What is required -
Search the data for the string "pedagogia" and gather each line it is in.

Records shown -
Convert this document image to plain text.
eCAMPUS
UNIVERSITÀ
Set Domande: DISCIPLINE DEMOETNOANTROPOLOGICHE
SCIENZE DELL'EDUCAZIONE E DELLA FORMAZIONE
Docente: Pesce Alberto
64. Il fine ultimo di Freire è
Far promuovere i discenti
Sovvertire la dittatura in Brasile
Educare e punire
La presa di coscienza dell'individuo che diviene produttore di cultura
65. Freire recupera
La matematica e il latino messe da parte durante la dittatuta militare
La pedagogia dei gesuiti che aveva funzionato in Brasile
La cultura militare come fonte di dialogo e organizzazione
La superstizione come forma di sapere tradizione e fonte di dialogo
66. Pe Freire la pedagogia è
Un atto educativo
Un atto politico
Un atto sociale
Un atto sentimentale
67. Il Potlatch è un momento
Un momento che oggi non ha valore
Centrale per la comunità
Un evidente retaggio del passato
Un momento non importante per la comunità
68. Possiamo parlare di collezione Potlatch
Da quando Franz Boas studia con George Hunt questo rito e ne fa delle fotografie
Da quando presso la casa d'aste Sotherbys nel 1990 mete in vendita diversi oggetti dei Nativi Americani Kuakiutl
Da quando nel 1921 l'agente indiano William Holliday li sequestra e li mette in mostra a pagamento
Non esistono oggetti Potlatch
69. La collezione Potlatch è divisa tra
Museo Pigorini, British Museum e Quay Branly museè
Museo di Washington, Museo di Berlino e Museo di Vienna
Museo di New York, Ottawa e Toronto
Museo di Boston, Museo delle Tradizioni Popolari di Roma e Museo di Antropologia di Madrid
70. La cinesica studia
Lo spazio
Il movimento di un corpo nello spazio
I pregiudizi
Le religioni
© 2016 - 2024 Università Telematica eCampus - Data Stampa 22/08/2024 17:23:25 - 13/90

Final answer -
La pedagogia dei gesuiti che aveva funzionato in Brasile
66. Pe Freire la pedagogia è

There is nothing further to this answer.